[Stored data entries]
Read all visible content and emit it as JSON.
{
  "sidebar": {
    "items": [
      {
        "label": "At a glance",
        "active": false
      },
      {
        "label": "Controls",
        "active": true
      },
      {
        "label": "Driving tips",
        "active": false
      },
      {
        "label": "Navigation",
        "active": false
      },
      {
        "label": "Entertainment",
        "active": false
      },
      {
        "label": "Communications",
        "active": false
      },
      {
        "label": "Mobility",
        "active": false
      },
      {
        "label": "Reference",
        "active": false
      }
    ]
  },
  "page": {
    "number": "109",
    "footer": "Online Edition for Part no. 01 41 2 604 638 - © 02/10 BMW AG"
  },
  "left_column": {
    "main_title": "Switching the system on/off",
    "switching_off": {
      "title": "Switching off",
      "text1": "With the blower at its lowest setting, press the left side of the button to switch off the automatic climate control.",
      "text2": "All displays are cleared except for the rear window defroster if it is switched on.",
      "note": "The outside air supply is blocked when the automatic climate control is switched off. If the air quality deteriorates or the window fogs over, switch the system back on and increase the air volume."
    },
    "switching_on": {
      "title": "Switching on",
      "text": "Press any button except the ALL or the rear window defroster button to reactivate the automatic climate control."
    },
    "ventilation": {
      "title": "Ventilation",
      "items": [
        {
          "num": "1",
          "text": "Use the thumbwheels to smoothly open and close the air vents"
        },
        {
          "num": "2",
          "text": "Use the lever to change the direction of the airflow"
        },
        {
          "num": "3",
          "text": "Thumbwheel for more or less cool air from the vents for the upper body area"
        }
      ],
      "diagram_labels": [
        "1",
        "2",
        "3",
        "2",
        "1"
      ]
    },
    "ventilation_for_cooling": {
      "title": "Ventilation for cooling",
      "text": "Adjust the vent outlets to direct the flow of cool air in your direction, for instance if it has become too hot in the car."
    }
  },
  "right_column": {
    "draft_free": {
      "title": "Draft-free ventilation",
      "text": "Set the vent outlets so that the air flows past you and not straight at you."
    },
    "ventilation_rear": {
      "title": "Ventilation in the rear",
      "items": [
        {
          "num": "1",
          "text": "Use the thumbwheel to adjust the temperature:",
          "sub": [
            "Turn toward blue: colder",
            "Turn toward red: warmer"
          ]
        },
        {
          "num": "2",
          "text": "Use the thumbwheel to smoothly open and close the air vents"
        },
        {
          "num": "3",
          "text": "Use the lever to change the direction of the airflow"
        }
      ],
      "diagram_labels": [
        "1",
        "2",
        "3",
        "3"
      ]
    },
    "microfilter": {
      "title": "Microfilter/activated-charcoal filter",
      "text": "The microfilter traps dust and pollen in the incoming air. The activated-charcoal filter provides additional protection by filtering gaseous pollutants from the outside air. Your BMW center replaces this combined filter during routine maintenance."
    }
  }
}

Written task: Check each line above for the word "smoothly" and give the number of lines that have it, nothing else.

Written answer: 2